→ **Excerpted passage**:

..........

VR has the potential to become a powerful scientific research tool for psychologist.

VR serves as a bridge between different disciplines of psychology. Findings in one area are often easily applied to others, encouraging researchers who use VR to collaborate with experts from various fields.

To support these claims, I will describe VR research on the following psychological topics, spanning several levels of analysis and several disciplines of Psychology. In the process, I will describe how these various levels of analysis can inform and build upon each other.

1) Perception: Tactile augmentation, a technique for giving VR users the sensation of "touching" virtual objects with their real hands. (Hoffman et al, 1996; Hoffman, 1998).

2) Memory and Cognition: Virtual-Reality monitoring, the decision process by which people try to distinguish memories of real events from memories of virtual events. (Hoffman, in progress; Hoffman, Hullfish & Houston, 1995; Hullfish, 1996).

3) Clinical Psychology: VR exposure therapy for treatment of spider phobia: A case study. (Carlin, Hoffman & Weghorst,1997; Hoffman, Carlin & Weghorst, 1997).

..........

→ **Data listing**:
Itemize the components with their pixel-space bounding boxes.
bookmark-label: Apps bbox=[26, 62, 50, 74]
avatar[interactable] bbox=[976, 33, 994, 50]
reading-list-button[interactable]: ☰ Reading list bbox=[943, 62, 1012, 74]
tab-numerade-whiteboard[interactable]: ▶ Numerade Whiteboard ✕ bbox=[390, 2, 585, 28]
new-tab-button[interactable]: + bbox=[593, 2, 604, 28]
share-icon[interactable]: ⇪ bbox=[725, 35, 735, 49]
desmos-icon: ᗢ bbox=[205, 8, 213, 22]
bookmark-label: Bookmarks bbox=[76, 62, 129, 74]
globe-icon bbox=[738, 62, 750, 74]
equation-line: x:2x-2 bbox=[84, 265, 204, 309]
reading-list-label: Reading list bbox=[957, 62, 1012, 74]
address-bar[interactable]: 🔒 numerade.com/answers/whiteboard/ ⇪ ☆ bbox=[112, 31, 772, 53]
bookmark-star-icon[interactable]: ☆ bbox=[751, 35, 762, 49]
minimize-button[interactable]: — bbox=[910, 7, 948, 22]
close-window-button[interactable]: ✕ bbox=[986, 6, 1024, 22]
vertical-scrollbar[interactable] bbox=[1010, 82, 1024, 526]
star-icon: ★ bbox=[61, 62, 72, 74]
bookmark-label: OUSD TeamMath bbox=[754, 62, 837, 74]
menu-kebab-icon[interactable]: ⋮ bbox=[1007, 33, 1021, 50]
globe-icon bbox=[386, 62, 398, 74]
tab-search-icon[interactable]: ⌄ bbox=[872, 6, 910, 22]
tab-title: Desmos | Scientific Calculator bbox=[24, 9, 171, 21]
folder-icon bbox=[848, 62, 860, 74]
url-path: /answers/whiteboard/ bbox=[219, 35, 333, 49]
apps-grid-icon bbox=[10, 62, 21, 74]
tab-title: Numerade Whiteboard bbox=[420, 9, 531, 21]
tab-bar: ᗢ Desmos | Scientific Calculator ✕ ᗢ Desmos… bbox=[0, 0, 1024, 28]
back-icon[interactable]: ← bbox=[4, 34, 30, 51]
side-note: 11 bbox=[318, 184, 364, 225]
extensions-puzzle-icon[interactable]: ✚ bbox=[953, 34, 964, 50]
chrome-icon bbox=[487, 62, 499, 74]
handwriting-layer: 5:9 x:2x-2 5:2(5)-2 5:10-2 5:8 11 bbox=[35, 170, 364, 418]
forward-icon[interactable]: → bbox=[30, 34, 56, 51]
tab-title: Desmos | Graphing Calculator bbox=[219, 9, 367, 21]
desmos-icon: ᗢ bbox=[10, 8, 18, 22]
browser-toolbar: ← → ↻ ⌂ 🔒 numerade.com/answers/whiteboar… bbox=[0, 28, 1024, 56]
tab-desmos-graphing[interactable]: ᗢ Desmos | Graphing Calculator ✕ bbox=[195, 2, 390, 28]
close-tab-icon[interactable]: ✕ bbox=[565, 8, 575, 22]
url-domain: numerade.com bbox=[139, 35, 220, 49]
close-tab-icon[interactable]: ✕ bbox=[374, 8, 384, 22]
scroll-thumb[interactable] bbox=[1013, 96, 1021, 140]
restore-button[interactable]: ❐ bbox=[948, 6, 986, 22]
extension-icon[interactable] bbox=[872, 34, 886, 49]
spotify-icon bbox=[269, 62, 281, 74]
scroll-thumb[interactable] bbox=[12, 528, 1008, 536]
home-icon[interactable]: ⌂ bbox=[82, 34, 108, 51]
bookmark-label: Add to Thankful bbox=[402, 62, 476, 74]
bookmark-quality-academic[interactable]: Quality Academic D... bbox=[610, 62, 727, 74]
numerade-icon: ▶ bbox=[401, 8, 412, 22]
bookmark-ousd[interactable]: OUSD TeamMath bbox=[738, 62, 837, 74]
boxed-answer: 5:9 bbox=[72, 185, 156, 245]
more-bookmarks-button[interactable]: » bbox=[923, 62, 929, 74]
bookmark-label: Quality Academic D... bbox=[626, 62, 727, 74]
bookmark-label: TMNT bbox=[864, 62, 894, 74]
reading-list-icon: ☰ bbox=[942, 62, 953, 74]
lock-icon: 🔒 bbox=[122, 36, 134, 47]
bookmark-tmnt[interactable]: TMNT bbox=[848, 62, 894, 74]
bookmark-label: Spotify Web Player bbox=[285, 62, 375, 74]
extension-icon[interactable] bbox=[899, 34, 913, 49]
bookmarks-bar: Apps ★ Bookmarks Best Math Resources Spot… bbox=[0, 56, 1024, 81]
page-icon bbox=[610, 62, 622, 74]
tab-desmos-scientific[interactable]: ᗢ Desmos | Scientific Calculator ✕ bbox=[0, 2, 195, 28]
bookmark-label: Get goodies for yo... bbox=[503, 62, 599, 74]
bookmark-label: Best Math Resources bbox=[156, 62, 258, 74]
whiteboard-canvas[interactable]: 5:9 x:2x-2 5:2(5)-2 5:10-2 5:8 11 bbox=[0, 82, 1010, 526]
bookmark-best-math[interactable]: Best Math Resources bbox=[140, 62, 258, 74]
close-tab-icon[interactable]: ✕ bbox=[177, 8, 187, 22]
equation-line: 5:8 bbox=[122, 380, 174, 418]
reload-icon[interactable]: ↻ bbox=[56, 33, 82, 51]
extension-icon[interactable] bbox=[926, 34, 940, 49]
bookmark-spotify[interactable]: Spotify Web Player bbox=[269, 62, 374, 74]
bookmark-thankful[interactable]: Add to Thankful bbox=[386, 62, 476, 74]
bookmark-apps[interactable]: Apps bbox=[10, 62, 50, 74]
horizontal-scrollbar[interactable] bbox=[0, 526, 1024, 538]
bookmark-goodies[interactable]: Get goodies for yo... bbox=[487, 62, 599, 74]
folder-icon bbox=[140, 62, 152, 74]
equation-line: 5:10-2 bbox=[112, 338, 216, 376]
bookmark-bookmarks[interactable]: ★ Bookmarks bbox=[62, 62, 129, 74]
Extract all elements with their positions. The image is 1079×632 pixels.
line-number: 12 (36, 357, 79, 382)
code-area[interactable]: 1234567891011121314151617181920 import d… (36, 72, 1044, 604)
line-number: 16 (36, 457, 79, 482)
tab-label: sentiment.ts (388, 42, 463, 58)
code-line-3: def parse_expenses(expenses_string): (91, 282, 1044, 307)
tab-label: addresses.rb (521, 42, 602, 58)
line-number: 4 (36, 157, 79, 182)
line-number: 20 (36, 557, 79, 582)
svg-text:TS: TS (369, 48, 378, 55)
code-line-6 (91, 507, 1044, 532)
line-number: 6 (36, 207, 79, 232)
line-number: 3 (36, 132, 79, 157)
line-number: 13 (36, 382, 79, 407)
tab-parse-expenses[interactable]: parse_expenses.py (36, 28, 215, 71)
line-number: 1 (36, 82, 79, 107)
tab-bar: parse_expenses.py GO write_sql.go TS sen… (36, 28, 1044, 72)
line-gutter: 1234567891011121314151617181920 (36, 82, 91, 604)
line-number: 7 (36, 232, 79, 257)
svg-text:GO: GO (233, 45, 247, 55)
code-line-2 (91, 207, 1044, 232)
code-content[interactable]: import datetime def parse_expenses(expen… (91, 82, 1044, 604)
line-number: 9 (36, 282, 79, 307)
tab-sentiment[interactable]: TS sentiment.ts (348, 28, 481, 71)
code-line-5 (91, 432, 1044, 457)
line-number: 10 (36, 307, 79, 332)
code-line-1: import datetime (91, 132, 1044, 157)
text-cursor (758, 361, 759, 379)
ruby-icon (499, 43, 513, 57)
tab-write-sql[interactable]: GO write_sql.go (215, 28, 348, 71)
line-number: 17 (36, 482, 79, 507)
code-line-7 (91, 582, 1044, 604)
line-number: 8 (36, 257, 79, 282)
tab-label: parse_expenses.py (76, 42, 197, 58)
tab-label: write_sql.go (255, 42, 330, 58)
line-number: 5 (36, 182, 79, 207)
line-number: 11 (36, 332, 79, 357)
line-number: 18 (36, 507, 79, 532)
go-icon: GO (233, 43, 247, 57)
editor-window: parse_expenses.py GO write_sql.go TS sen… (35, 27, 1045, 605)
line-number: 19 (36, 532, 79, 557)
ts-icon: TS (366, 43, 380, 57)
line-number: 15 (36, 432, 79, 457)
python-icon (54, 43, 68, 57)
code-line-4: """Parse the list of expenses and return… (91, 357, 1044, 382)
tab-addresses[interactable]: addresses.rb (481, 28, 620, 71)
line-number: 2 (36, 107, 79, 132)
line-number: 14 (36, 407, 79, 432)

..........

→ **Task instructions**: Please transcribe the full passage on virtual reality in psychological research word for word, keeping its line breaks and numbering. Work only from the passage on virtual reality in psychological research, not from the material.

→ **Response to this exercise**:
VR has the potential to become a powerful scientific research tool for psychologist.

VR serves as a bridge between different disciplines of psychology. Findings in one area are often easily applied to others, encouraging researchers who use VR to collaborate with experts from various fields.

To support these claims, I will describe VR research on the following psychological topics, spanning several levels of analysis and several disciplines of Psychology. In the process, I will describe how these various levels of analysis can inform and build upon each other.

1) Perception: Tactile augmentation, a technique for giving VR users the sensation of "touching" virtual objects with their real hands. (Hoffman et al, 1996; Hoffman, 1998).

2) Memory and Cognition: Virtual-Reality monitoring, the decision process by which people try to distinguish memories of real events from memories of virtual events. (Hoffman, in progress; Hoffman, Hullfish & Houston, 1995; Hullfish, 1996).

3) Clinical Psychology: VR exposure therapy for treatment of spider phobia: A case study. (Carlin, Hoffman & Weghorst,1997; Hoffman, Carlin & Weghorst, 1997).